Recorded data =
_____
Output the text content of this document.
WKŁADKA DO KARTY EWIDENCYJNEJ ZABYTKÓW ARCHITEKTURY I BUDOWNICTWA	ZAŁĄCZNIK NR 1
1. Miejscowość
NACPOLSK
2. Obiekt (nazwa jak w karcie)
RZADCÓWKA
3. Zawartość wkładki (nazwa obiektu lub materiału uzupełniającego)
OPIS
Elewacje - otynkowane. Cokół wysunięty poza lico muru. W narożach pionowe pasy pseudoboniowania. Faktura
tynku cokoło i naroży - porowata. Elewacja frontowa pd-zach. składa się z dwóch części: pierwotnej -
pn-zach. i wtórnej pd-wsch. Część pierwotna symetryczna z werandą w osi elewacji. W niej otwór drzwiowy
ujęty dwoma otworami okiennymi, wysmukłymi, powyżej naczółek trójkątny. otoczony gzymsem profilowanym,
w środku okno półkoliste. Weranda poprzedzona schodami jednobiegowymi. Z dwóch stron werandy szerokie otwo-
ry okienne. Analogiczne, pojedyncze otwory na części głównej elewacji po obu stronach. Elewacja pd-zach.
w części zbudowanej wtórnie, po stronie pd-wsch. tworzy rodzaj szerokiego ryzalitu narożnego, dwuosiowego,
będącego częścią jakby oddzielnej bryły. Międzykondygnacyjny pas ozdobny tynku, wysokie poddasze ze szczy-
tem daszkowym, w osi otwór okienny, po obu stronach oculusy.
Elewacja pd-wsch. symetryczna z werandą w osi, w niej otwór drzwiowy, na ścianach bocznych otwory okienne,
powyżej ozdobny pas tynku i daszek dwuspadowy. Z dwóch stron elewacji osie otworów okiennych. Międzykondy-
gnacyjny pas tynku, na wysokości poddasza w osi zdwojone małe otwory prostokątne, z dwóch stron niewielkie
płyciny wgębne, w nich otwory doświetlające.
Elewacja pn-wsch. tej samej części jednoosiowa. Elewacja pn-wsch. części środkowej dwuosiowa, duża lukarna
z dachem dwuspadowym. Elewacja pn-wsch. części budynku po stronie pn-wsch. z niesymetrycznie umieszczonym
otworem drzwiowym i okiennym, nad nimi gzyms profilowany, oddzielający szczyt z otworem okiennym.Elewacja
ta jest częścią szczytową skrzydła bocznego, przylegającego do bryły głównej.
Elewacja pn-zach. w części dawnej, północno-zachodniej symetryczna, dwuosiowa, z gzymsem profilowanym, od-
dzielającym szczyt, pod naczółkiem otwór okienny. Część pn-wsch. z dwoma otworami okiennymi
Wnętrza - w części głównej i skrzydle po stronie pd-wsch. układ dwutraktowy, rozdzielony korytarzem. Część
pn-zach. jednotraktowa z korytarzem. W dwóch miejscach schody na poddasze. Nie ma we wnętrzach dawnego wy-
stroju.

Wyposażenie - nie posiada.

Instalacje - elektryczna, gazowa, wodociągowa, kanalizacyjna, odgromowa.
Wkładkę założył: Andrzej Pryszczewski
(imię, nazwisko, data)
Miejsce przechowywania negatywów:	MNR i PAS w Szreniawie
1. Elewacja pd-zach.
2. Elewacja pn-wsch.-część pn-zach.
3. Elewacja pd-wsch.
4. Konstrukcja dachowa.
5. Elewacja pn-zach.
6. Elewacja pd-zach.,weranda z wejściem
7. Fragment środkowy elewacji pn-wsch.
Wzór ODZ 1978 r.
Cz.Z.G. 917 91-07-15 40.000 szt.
_____
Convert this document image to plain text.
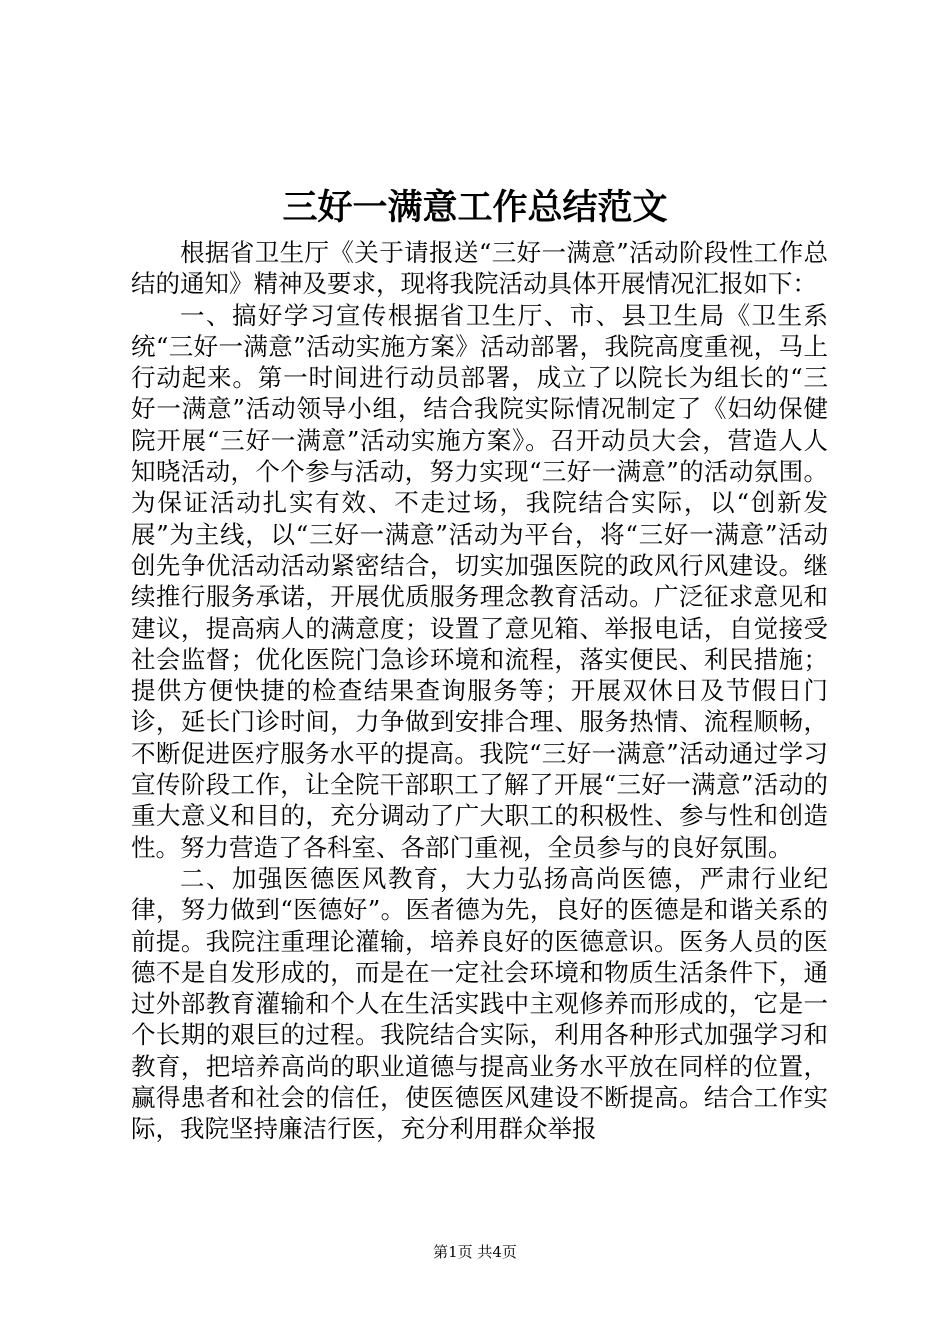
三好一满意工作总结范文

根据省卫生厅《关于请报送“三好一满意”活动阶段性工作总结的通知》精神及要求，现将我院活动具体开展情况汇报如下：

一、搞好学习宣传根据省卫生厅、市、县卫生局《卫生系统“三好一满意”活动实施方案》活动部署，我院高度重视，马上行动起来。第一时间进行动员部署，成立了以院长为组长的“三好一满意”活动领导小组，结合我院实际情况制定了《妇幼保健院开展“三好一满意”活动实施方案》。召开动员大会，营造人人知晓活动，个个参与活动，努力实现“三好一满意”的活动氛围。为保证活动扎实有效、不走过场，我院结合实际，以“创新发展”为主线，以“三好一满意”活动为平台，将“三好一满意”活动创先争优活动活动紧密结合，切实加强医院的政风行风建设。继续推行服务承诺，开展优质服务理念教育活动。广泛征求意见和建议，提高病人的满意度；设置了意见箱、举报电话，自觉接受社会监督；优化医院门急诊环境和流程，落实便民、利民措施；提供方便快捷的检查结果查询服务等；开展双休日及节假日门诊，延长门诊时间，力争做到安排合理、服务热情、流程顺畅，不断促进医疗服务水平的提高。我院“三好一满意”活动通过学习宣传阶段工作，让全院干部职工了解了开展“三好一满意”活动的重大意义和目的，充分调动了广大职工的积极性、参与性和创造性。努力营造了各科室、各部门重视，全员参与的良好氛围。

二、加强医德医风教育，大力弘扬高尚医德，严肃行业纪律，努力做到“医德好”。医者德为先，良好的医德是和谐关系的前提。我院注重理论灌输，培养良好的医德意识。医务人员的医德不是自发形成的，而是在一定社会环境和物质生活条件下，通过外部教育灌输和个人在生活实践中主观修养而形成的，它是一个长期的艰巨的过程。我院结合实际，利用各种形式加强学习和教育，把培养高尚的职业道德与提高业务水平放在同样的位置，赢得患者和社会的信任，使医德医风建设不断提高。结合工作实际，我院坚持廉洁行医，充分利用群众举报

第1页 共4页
_____
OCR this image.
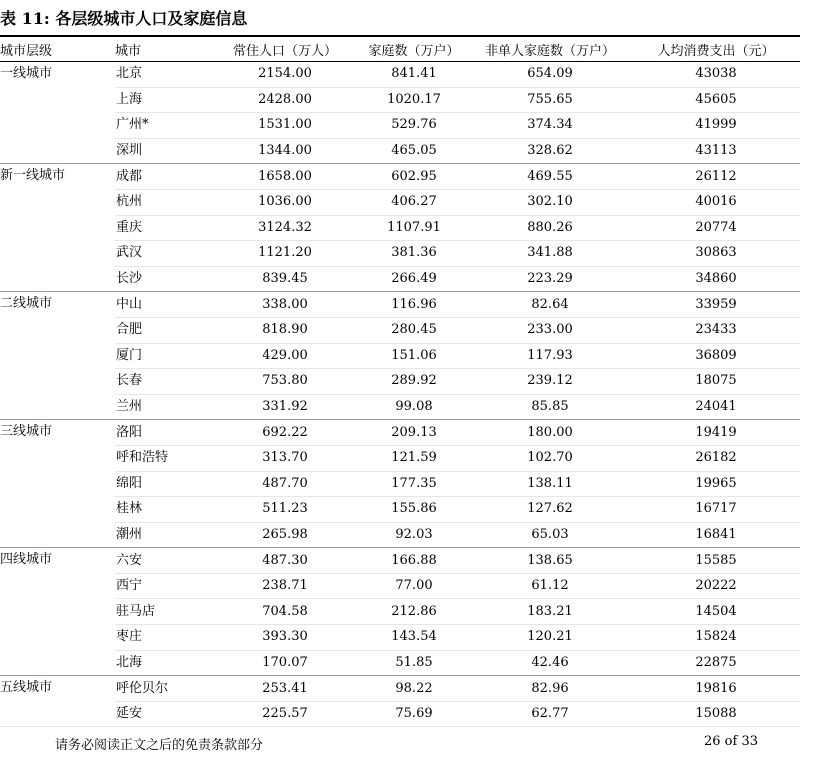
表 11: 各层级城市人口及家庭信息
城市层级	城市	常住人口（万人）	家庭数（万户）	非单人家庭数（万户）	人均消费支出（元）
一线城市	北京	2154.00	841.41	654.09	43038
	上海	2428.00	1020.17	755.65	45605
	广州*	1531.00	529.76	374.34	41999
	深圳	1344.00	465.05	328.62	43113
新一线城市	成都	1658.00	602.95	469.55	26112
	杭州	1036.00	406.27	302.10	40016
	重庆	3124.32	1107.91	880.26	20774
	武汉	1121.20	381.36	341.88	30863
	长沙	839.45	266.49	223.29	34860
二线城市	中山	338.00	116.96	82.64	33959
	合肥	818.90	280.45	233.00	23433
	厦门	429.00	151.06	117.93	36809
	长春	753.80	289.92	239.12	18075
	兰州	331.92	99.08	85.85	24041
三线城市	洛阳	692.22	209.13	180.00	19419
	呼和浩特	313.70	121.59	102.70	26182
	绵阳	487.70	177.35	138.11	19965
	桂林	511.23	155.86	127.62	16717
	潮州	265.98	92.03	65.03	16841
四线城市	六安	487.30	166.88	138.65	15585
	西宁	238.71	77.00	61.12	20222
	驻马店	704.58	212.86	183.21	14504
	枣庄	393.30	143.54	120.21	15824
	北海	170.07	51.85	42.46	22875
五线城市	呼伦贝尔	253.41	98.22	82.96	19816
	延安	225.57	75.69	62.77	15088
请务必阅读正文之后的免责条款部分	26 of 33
_____
Given exercise =
Find the lines that include the string "dwuosiowa", then copy each of them.

Exercise solution =
Elewacja pn-wsch. tej samej części jednoosiowa. Elewacja pn-wsch. części środkowej dwuosiowa, duża lukarna
Elewacja pn-zach. w części dawnej, północno-zachodniej symetryczna, dwuosiowa, z gzymsem profilowanym, od-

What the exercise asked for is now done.